- [What is asked]
From the listing below, pull out the lines that hold "suffix".

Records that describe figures
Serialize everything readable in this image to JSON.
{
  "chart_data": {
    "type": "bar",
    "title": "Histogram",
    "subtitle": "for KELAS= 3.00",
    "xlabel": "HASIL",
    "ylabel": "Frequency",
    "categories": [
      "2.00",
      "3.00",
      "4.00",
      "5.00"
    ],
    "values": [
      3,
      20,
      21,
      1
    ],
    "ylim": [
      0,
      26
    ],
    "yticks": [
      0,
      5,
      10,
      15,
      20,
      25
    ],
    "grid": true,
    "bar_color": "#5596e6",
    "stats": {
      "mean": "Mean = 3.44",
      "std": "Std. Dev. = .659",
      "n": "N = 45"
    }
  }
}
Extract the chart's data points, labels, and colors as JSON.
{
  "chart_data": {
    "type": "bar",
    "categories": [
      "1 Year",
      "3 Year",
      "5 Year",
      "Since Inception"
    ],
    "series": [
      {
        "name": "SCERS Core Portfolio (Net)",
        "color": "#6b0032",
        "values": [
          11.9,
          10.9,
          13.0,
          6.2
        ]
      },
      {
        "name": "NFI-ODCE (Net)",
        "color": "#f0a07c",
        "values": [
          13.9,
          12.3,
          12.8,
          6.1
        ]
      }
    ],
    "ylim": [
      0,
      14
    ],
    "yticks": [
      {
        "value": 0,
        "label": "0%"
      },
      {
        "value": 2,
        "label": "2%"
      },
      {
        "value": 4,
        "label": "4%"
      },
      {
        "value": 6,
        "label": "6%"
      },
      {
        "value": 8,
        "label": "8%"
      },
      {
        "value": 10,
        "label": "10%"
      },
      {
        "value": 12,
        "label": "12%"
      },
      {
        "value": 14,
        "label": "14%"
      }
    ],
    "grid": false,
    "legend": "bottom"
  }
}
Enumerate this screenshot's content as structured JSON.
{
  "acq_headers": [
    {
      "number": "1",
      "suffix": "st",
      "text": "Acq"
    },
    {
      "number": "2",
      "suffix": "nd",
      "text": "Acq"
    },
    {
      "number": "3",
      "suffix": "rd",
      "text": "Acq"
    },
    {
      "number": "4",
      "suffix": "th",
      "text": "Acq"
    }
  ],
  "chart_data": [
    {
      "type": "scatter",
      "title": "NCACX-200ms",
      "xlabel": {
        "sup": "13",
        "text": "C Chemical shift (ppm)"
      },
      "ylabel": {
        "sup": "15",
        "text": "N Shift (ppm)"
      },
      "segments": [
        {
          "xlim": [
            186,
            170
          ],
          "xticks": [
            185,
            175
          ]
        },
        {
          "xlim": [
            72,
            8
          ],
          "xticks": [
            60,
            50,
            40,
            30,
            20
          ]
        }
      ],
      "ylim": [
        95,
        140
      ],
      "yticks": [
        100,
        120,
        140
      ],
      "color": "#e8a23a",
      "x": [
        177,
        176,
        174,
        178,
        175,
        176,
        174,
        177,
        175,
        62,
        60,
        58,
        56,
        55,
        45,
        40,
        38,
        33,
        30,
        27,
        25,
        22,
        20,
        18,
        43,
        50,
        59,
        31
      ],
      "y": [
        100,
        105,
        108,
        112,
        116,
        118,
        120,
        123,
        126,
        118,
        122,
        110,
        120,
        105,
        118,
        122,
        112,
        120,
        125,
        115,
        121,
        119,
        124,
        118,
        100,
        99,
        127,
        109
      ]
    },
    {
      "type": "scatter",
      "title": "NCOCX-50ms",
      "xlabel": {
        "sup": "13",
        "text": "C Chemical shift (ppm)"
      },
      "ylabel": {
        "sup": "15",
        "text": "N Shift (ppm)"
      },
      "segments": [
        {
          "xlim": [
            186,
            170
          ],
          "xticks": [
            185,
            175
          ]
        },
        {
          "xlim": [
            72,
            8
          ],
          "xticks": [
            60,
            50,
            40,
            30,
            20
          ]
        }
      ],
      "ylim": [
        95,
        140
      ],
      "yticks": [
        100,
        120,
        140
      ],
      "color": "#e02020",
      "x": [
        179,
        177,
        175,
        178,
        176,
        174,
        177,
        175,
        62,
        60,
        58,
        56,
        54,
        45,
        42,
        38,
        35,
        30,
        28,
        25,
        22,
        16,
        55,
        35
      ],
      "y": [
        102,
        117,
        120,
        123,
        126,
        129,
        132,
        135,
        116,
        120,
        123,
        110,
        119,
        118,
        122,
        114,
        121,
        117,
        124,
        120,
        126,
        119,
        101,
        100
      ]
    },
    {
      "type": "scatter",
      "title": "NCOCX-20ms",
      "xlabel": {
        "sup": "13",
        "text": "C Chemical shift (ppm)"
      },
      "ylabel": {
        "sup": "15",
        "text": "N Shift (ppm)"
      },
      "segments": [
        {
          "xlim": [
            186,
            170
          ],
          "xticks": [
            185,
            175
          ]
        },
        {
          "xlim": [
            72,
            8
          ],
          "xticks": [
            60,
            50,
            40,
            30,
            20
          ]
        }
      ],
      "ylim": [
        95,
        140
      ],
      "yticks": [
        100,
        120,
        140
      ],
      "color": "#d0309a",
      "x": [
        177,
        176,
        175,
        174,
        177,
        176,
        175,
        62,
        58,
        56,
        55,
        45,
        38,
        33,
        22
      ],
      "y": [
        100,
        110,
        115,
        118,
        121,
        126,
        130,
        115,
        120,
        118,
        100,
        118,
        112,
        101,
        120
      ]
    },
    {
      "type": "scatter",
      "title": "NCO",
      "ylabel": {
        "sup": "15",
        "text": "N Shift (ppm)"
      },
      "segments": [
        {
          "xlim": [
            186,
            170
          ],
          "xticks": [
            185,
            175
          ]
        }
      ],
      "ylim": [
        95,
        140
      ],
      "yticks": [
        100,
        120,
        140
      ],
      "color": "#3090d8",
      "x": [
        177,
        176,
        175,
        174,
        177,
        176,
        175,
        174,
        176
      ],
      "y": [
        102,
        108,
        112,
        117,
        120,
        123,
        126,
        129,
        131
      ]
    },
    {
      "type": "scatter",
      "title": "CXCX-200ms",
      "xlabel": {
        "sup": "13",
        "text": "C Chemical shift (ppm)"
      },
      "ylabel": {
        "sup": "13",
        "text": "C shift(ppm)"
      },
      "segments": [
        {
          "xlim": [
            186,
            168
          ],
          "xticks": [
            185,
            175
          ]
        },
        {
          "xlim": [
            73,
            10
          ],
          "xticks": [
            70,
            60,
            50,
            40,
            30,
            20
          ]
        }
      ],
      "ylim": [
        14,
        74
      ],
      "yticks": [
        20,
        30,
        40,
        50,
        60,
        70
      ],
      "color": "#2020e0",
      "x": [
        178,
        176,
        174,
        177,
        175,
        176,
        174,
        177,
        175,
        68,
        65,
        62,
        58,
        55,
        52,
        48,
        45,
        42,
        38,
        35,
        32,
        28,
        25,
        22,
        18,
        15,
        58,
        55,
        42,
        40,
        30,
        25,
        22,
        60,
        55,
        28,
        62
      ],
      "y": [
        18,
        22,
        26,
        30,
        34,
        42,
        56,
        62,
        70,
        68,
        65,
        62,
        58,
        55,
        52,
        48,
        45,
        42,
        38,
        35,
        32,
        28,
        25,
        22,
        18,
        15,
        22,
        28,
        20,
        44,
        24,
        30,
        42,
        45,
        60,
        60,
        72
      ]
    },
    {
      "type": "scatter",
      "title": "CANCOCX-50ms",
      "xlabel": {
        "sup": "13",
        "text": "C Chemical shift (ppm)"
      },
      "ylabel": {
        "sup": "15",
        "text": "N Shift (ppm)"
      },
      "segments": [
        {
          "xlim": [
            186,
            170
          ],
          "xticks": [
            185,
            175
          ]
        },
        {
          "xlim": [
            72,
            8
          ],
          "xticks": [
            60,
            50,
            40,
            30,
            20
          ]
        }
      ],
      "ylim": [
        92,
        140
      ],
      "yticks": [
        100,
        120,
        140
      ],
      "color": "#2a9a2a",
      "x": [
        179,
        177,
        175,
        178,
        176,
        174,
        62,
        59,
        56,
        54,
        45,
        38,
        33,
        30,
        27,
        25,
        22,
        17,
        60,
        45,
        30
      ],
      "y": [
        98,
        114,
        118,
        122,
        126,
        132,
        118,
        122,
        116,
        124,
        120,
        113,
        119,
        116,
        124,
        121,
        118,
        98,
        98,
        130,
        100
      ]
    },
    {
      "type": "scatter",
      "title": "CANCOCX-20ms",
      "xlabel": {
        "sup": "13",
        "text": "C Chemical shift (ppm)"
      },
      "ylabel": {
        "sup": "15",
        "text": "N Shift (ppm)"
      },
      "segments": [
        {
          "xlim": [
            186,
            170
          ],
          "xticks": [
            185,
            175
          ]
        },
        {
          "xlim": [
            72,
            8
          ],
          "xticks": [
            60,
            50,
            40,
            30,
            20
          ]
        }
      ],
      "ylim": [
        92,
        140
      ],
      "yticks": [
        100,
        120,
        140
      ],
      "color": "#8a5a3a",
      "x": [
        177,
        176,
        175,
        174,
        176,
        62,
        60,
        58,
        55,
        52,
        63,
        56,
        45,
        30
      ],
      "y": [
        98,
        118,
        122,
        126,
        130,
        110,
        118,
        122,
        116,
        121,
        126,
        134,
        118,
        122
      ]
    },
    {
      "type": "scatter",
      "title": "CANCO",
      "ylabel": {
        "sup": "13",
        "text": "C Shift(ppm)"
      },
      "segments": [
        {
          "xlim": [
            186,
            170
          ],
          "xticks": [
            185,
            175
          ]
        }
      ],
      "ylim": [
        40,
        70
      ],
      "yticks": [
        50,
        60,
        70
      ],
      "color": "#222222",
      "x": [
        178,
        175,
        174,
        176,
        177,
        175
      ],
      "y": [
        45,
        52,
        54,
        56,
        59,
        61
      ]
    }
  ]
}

- [Written solution]
      "suffix": "st",
      "suffix": "nd",
      "suffix": "rd",
      "suffix": "th",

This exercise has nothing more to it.